++++ Data entries ++++
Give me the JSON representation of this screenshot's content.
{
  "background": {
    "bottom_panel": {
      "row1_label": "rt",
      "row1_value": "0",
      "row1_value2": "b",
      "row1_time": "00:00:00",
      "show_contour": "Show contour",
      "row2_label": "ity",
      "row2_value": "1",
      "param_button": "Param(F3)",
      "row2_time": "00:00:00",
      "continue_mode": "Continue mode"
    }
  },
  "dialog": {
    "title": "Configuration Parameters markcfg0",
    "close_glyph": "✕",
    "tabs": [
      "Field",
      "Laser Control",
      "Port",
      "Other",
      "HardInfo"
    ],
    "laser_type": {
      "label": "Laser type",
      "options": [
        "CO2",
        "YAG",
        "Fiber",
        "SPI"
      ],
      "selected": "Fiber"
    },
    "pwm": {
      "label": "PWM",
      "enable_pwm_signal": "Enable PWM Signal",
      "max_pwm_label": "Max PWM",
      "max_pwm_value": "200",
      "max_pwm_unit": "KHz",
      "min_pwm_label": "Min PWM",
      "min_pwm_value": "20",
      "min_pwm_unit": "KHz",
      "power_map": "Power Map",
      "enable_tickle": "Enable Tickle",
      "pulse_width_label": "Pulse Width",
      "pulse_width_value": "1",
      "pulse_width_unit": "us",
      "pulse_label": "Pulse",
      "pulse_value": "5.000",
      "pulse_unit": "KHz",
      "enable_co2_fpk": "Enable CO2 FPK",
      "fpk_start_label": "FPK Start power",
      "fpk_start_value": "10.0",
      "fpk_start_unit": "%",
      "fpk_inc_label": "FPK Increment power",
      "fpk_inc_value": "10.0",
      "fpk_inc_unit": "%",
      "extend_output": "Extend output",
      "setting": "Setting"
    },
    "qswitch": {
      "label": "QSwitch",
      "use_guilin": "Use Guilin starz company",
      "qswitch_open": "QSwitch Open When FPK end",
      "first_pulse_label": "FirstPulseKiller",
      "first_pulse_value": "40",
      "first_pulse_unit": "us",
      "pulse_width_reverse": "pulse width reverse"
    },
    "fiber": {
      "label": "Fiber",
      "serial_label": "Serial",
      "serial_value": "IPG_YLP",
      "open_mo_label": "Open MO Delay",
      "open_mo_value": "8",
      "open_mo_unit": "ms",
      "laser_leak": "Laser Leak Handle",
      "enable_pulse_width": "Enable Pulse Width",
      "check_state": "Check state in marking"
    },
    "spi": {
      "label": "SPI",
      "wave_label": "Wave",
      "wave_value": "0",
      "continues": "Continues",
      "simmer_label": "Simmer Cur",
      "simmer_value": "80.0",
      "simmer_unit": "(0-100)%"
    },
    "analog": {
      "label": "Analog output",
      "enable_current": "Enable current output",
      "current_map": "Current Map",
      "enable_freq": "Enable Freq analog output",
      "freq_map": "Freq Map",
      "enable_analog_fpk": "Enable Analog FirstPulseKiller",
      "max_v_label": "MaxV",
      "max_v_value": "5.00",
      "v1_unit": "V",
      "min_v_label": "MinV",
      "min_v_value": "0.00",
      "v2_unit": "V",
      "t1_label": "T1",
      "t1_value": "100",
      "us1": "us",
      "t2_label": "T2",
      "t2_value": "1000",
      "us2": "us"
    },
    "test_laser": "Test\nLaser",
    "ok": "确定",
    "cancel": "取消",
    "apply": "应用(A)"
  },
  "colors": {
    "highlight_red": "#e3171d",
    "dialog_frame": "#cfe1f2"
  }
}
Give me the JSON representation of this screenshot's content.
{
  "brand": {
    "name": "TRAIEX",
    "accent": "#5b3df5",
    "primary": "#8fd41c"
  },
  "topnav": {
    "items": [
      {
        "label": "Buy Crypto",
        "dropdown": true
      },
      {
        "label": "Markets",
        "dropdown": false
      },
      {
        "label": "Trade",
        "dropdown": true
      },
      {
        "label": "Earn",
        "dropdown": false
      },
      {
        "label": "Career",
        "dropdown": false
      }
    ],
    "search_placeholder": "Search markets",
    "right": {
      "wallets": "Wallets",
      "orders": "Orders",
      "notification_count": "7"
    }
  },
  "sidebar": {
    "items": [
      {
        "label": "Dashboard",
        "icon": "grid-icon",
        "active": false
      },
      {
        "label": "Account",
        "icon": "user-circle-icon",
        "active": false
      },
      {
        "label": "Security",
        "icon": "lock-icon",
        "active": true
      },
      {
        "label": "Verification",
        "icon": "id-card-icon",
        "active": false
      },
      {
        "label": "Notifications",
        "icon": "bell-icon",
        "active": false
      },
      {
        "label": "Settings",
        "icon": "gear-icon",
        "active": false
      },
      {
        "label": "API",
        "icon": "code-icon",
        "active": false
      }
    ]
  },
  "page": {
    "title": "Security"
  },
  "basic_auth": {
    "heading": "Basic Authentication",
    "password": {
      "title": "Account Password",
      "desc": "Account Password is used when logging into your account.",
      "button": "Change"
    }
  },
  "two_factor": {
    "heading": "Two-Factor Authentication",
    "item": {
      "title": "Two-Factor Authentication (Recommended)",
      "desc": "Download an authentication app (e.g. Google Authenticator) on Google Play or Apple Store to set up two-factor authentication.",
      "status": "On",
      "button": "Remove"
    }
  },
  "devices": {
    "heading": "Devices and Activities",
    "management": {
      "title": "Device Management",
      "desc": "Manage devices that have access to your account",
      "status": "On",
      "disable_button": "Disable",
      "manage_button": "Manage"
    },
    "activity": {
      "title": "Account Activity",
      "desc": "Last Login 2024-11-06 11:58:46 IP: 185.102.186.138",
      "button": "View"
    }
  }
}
++++
§ **Written request**: Copy every line of the records word for word.

§ **Written answer**:
Give me the JSON representation of this screenshot's content.
{
  "background": {
    "bottom_panel": {
      "row1_label": "rt",
      "row1_value": "0",
      "row1_value2": "b",
      "row1_time": "00:00:00",
      "show_contour": "Show contour",
      "row2_label": "ity",
      "row2_value": "1",
      "param_button": "Param(F3)",
      "row2_time": "00:00:00",
      "continue_mode": "Continue mode"
    }
  },
  "dialog": {
    "title": "Configuration Parameters markcfg0",
    "close_glyph": "✕",
    "tabs": [
      "Field",
      "Laser Control",
      "Port",
      "Other",
      "HardInfo"
    ],
    "laser_type": {
      "label": "Laser type",
      "options": [
        "CO2",
        "YAG",
        "Fiber",
        "SPI"
      ],
      "selected": "Fiber"
    },
    "pwm": {
      "label": "PWM",
      "enable_pwm_signal": "Enable PWM Signal",
      "max_pwm_label": "Max PWM",
      "max_pwm_value": "200",
      "max_pwm_unit": "KHz",
      "min_pwm_label": "Min PWM",
      "min_pwm_value": "20",
      "min_pwm_unit": "KHz",
      "power_map": "Power Map",
      "enable_tickle": "Enable Tickle",
      "pulse_width_label": "Pulse Width",
      "pulse_width_value": "1",
      "pulse_width_unit": "us",
      "pulse_label": "Pulse",
      "pulse_value": "5.000",
      "pulse_unit": "KHz",
      "enable_co2_fpk": "Enable CO2 FPK",
      "fpk_start_label": "FPK Start power",
      "fpk_start_value": "10.0",
      "fpk_start_unit": "%",
      "fpk_inc_label": "FPK Increment power",
      "fpk_inc_value": "10.0",
      "fpk_inc_unit": "%",
      "extend_output": "Extend output",
      "setting": "Setting"
    },
    "qswitch": {
      "label": "QSwitch",
      "use_guilin": "Use Guilin starz company",
      "qswitch_open": "QSwitch Open When FPK end",
      "first_pulse_label": "FirstPulseKiller",
      "first_pulse_value": "40",
      "first_pulse_unit": "us",
      "pulse_width_reverse": "pulse width reverse"
    },
    "fiber": {
      "label": "Fiber",
      "serial_label": "Serial",
      "serial_value": "IPG_YLP",
      "open_mo_label": "Open MO Delay",
      "open_mo_value": "8",
      "open_mo_unit": "ms",
      "laser_leak": "Laser Leak Handle",
      "enable_pulse_width": "Enable Pulse Width",
      "check_state": "Check state in marking"
    },
    "spi": {
      "label": "SPI",
      "wave_label": "Wave",
      "wave_value": "0",
      "continues": "Continues",
      "simmer_label": "Simmer Cur",
      "simmer_value": "80.0",
      "simmer_unit": "(0-100)%"
    },
    "analog": {
      "label": "Analog output",
      "enable_current": "Enable current output",
      "current_map": "Current Map",
      "enable_freq": "Enable Freq analog output",
      "freq_map": "Freq Map",
      "enable_analog_fpk": "Enable Analog FirstPulseKiller",
      "max_v_label": "MaxV",
      "max_v_value": "5.00",
      "v1_unit": "V",
      "min_v_label": "MinV",
      "min_v_value": "0.00",
      "v2_unit": "V",
      "t1_label": "T1",
      "t1_value": "100",
      "us1": "us",
      "t2_label": "T2",
      "t2_value": "1000",
      "us2": "us"
    },
    "test_laser": "Test\nLaser",
    "ok": "确定",
    "cancel": "取消",
    "apply": "应用(A)"
  },
  "colors": {
    "highlight_red": "#e3171d",
    "dialog_frame": "#cfe1f2"
  }
}
Give me the JSON representation of this screenshot's content.
{
  "brand": {
    "name": "TRAIEX",
    "accent": "#5b3df5",
    "primary": "#8fd41c"
  },
  "topnav": {
    "items": [
      {
        "label": "Buy Crypto",
        "dropdown": true
      },
      {
        "label": "Markets",
        "dropdown": false
      },
      {
        "label": "Trade",
        "dropdown": true
      },
      {
        "label": "Earn",
        "dropdown": false
      },
      {
        "label": "Career",
        "dropdown": false
      }
    ],
    "search_placeholder": "Search markets",
    "right": {
      "wallets": "Wallets",
      "orders": "Orders",
      "notification_count": "7"
    }
  },
  "sidebar": {
    "items": [
      {
        "label": "Dashboard",
        "icon": "grid-icon",
        "active": false
      },
      {
        "label": "Account",
        "icon": "user-circle-icon",
        "active": false
      },
      {
        "label": "Security",
        "icon": "lock-icon",
        "active": true
      },
      {
        "label": "Verification",
        "icon": "id-card-icon",
        "active": false
      },
      {
        "label": "Notifications",
        "icon": "bell-icon",
        "active": false
      },
      {
        "label": "Settings",
        "icon": "gear-icon",
        "active": false
      },
      {
        "label": "API",
        "icon": "code-icon",
        "active": false
      }
    ]
  },
  "page": {
    "title": "Security"
  },
  "basic_auth": {
    "heading": "Basic Authentication",
    "password": {
      "title": "Account Password",
      "desc": "Account Password is used when logging into your account.",
      "button": "Change"
    }
  },
  "two_factor": {
    "heading": "Two-Factor Authentication",
    "item": {
      "title": "Two-Factor Authentication (Recommended)",
      "desc": "Download an authentication app (e.g. Google Authenticator) on Google Play or Apple Store to set up two-factor authentication.",
      "status": "On",
      "button": "Remove"
    }
  },
  "devices": {
    "heading": "Devices and Activities",
    "management": {
      "title": "Device Management",
      "desc": "Manage devices that have access to your account",
      "status": "On",
      "disable_button": "Disable",
      "manage_button": "Manage"
    },
    "activity": {
      "title": "Account Activity",
      "desc": "Last Login 2024-11-06 11:58:46 IP: 185.102.186.138",
      "button": "View"
    }
  }
}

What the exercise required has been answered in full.